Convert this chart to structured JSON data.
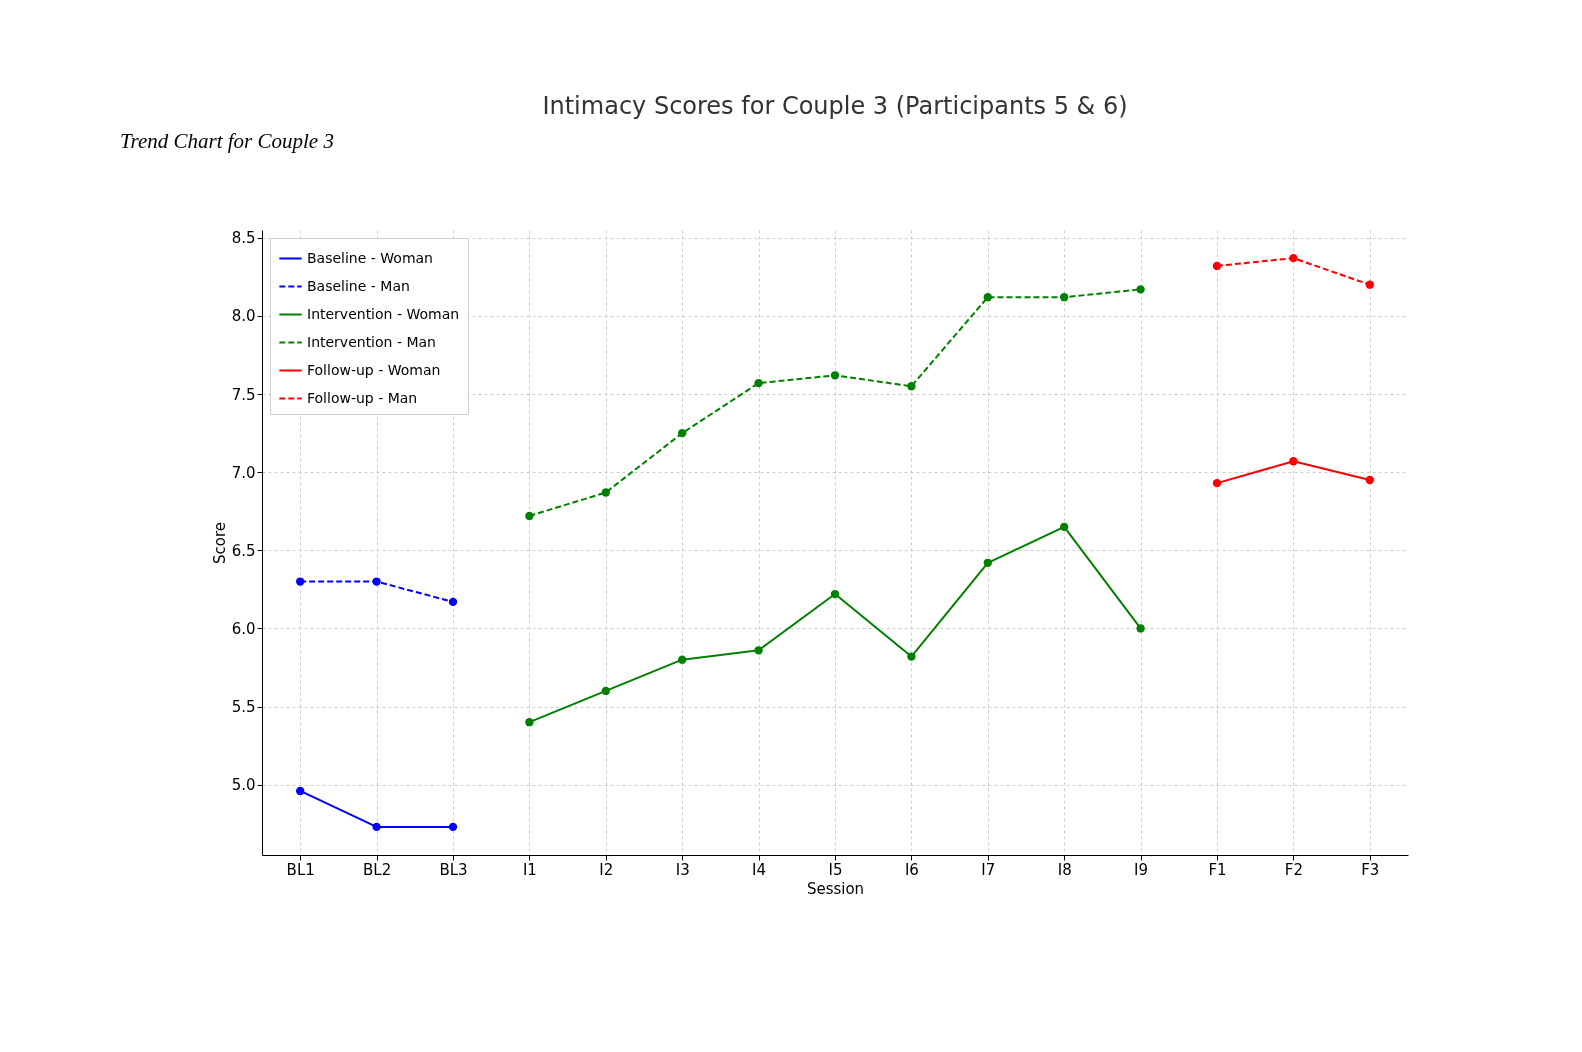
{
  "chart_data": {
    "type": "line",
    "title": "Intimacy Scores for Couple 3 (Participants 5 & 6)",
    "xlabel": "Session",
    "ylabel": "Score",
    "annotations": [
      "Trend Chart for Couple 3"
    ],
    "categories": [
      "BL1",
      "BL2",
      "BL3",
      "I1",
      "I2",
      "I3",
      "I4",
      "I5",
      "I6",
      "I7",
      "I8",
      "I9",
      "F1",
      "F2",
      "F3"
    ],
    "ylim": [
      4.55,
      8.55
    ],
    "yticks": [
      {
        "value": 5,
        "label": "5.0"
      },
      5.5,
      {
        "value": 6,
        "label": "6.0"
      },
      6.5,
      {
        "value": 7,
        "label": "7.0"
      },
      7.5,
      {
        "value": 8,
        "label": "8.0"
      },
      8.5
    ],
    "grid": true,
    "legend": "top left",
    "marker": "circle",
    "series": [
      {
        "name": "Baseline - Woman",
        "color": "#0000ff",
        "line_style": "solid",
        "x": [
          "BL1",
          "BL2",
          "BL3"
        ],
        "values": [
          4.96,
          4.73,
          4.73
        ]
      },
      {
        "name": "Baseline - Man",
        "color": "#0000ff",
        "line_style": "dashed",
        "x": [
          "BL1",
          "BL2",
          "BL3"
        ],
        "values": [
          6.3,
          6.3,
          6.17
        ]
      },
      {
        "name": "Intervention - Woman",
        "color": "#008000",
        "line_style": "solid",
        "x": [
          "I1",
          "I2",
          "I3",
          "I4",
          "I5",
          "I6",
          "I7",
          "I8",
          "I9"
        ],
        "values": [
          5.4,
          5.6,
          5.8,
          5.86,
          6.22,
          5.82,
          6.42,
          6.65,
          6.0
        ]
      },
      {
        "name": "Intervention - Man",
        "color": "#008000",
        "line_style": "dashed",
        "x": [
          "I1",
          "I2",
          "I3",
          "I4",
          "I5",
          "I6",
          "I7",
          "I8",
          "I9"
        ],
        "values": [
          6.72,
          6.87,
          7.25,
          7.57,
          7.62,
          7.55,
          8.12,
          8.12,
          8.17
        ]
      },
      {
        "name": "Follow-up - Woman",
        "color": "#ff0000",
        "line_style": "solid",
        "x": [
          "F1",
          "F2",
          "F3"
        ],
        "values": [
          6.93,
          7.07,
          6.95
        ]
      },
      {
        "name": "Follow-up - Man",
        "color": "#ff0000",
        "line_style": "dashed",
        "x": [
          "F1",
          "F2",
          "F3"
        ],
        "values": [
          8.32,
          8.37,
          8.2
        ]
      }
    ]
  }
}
* * *
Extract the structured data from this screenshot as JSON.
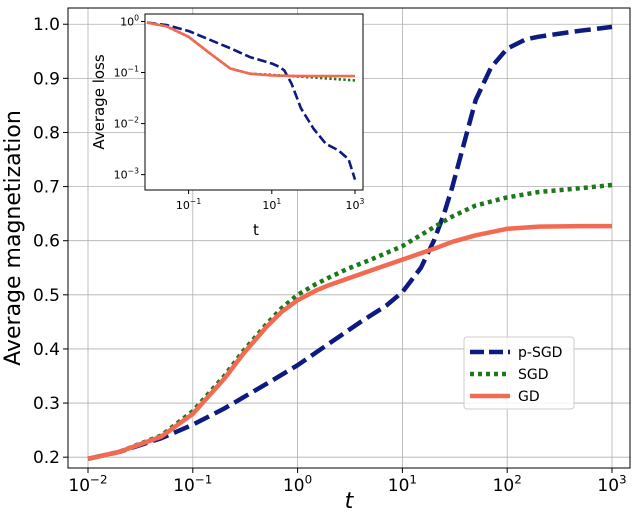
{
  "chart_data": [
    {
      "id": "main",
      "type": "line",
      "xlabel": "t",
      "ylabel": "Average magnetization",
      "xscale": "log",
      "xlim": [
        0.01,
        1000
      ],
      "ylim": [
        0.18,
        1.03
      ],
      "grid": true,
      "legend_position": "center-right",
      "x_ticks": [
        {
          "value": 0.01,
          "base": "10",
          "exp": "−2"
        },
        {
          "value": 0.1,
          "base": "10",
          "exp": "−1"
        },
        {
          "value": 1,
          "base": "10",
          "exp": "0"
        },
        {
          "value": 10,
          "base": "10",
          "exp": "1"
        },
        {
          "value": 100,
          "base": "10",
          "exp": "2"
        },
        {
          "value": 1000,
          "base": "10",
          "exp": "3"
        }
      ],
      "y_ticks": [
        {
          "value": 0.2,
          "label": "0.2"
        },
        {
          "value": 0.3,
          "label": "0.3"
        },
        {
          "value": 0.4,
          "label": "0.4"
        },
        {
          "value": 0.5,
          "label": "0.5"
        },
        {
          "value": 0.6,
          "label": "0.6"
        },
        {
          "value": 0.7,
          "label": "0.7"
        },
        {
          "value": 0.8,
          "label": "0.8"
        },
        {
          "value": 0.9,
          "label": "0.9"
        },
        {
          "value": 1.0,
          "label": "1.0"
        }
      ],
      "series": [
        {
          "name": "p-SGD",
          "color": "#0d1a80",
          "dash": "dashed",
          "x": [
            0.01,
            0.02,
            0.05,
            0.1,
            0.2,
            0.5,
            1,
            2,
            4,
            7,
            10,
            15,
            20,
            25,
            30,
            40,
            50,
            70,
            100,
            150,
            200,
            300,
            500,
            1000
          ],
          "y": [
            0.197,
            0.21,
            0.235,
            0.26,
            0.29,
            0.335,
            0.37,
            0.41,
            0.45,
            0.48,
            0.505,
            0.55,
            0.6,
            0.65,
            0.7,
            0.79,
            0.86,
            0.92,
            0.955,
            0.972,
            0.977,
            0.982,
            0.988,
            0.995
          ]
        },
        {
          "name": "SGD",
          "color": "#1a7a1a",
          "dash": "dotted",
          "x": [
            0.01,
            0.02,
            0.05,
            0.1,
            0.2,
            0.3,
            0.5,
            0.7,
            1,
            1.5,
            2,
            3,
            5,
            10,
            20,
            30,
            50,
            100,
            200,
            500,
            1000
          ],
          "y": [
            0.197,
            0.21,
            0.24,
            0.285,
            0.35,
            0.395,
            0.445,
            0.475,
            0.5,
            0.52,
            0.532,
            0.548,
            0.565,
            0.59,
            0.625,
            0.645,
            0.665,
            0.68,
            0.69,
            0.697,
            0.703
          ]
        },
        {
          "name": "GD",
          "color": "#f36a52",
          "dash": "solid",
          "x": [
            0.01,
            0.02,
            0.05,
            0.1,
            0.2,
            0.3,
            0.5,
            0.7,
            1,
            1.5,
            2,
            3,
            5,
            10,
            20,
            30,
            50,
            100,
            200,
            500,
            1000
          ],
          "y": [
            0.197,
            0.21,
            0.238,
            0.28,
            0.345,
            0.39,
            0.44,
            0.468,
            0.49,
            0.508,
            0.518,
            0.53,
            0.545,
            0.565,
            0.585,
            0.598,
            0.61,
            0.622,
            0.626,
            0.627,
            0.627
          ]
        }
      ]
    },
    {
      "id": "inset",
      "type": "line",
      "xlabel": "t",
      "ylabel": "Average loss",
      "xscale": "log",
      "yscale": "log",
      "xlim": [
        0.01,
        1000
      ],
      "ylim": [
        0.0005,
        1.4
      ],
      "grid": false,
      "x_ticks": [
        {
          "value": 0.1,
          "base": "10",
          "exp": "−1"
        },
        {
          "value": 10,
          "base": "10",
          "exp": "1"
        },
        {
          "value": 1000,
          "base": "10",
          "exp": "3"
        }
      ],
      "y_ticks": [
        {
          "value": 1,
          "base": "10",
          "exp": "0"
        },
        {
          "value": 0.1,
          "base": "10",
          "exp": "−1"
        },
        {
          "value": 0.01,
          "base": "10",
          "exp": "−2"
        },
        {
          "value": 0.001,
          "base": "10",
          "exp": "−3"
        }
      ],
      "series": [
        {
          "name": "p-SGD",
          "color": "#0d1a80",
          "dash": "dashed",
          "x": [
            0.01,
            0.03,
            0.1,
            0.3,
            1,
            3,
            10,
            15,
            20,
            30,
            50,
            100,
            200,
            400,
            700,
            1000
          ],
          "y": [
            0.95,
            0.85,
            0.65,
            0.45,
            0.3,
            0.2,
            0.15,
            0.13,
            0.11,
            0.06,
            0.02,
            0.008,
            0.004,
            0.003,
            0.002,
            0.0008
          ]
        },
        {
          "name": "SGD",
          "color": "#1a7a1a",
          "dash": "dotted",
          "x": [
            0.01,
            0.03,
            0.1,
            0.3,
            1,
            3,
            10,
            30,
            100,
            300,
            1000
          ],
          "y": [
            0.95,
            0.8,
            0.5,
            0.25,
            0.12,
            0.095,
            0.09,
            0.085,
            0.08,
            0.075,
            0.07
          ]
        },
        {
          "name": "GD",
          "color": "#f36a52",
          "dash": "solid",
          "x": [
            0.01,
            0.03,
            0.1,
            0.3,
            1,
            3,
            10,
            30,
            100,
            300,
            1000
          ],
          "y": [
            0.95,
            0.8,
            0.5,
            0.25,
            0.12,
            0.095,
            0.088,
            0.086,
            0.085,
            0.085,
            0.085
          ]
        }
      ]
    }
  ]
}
...
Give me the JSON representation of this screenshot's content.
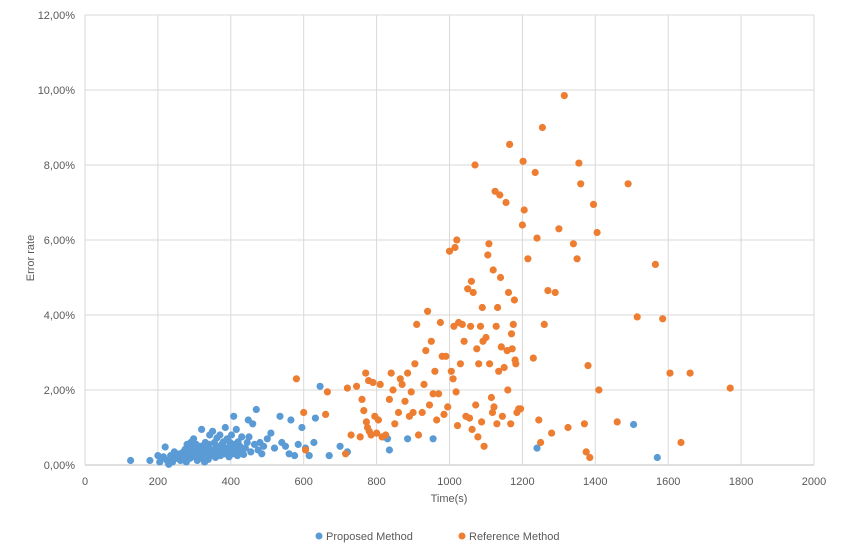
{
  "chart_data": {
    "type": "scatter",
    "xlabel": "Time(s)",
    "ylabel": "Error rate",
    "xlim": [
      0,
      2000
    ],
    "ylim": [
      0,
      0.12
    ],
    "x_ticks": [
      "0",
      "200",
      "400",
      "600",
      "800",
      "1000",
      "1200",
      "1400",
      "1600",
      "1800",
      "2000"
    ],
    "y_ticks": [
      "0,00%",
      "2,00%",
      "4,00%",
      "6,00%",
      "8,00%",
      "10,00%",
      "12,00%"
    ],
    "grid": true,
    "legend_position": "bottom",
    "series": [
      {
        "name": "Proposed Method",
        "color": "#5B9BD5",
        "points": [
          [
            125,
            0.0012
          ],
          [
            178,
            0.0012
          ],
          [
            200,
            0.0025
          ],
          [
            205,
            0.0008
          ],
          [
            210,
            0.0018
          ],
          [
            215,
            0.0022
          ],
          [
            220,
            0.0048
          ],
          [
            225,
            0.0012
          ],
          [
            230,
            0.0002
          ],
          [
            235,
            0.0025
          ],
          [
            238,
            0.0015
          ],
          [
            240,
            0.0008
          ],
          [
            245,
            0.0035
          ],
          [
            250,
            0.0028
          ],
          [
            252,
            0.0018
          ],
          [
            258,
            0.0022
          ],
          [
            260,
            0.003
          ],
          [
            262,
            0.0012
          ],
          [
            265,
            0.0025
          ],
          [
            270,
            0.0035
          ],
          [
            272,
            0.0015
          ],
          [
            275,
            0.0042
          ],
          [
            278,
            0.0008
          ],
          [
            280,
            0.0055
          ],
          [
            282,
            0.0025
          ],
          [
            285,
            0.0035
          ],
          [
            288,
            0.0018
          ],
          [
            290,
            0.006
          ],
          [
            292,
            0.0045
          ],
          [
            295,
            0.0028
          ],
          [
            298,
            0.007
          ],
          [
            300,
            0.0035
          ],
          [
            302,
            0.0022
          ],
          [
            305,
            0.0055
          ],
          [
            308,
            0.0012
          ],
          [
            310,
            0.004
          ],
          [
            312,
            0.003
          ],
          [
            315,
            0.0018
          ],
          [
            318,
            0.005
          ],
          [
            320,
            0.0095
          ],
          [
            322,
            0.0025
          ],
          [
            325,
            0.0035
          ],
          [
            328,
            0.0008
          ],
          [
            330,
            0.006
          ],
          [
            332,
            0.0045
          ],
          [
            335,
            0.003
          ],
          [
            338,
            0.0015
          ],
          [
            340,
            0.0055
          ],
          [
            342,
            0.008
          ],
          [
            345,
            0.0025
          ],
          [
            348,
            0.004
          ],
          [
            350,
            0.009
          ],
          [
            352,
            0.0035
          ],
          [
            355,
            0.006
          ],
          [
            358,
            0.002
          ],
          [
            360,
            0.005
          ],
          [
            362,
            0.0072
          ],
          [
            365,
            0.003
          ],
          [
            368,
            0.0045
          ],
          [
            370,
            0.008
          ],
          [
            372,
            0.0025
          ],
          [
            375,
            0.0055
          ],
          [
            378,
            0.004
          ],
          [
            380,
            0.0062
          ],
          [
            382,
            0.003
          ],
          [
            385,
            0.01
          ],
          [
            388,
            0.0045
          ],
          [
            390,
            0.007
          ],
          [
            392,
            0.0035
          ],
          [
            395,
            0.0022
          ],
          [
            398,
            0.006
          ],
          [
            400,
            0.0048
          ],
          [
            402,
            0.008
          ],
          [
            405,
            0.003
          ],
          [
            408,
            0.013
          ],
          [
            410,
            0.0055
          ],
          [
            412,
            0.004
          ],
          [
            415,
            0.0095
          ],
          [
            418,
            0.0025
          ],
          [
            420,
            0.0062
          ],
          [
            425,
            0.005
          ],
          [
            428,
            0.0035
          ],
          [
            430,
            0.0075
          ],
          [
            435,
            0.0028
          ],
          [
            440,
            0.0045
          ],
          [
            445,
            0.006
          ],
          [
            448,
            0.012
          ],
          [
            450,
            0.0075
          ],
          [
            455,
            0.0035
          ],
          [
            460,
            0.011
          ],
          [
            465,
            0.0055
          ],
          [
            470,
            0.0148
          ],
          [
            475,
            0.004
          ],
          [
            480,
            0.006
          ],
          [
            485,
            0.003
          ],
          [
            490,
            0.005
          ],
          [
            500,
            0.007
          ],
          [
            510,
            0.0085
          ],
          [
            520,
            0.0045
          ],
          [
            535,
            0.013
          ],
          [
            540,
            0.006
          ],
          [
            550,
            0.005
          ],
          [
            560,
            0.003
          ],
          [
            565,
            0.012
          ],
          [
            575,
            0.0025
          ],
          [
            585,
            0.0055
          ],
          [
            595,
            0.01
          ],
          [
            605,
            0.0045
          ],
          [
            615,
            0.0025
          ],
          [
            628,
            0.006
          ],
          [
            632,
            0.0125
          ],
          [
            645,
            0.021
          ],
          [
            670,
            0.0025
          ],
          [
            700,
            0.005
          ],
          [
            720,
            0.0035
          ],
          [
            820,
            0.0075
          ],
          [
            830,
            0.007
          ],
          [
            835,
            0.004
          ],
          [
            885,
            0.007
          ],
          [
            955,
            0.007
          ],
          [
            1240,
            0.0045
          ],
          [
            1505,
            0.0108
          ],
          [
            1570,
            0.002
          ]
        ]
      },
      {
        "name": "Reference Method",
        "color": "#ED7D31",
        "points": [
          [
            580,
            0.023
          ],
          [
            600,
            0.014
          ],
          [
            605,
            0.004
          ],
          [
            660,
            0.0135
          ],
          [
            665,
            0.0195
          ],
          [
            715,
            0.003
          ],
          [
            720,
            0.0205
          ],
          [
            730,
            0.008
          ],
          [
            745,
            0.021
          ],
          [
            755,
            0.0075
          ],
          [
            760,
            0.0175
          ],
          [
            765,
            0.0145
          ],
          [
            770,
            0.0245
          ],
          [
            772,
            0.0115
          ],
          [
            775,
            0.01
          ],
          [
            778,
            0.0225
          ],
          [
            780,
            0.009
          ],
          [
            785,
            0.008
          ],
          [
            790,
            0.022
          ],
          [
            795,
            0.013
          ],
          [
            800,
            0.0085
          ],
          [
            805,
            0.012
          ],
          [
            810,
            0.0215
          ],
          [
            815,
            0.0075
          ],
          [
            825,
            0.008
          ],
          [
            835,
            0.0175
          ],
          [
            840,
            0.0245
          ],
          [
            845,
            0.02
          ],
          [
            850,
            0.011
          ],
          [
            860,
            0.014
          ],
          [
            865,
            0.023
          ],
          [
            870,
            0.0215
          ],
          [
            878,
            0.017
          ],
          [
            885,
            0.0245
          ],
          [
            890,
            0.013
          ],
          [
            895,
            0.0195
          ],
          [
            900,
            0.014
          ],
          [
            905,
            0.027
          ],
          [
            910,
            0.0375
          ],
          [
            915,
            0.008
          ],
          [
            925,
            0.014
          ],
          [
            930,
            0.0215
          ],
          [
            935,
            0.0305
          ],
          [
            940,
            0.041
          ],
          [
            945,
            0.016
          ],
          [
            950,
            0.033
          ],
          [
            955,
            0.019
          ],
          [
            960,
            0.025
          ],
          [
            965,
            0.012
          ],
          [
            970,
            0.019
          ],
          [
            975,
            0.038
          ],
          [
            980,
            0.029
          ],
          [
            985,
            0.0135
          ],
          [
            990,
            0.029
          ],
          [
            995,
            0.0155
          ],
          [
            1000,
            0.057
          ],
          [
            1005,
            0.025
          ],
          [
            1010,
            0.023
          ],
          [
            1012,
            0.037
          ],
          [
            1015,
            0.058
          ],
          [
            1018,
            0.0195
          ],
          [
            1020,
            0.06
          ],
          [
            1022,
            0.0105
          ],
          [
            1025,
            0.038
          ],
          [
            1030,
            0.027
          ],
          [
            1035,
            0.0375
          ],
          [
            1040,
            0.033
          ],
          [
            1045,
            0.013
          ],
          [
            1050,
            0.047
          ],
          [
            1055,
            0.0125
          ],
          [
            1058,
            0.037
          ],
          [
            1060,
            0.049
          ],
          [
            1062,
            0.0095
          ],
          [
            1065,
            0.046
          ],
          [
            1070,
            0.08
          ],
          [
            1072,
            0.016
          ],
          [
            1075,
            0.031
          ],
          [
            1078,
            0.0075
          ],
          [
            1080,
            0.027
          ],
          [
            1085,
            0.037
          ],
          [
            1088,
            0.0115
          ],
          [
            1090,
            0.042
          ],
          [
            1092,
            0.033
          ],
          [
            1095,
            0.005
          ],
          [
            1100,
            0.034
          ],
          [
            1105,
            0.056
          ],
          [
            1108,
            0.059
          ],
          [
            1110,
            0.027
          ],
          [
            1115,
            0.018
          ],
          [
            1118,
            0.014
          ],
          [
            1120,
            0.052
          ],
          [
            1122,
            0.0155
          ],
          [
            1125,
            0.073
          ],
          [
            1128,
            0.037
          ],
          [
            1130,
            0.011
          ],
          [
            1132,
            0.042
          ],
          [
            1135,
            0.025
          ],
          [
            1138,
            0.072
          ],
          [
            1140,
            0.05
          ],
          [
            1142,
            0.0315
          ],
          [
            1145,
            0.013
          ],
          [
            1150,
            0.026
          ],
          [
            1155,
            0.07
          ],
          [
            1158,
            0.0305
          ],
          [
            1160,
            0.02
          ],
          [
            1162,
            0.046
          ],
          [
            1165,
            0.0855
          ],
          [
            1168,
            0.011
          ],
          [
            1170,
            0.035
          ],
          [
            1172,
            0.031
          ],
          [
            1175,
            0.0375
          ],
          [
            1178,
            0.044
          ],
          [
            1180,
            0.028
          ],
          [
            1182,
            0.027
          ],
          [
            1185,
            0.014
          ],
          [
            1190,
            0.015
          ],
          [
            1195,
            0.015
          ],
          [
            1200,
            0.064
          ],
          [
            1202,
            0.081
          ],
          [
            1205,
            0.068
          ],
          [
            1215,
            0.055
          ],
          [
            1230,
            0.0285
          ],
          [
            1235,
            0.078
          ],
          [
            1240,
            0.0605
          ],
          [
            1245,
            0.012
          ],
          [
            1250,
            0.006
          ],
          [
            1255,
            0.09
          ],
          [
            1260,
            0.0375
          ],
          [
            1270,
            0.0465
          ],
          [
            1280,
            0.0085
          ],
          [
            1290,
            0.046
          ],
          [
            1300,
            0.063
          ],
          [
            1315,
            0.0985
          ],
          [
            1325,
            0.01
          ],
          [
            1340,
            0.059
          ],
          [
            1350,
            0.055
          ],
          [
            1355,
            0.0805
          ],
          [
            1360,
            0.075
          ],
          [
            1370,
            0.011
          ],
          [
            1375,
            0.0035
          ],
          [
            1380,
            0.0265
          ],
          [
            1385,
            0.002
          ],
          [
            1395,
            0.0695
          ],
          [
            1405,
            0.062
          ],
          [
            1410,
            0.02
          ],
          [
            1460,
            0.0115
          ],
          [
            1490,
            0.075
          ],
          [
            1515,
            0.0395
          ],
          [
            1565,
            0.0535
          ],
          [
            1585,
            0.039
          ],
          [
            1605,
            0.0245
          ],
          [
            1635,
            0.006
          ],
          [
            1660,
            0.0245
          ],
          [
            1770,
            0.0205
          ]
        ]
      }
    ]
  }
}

*What the task asks*
Give the number of lines above that hold the word "JSON", and nothing more.

*Expected answer*
3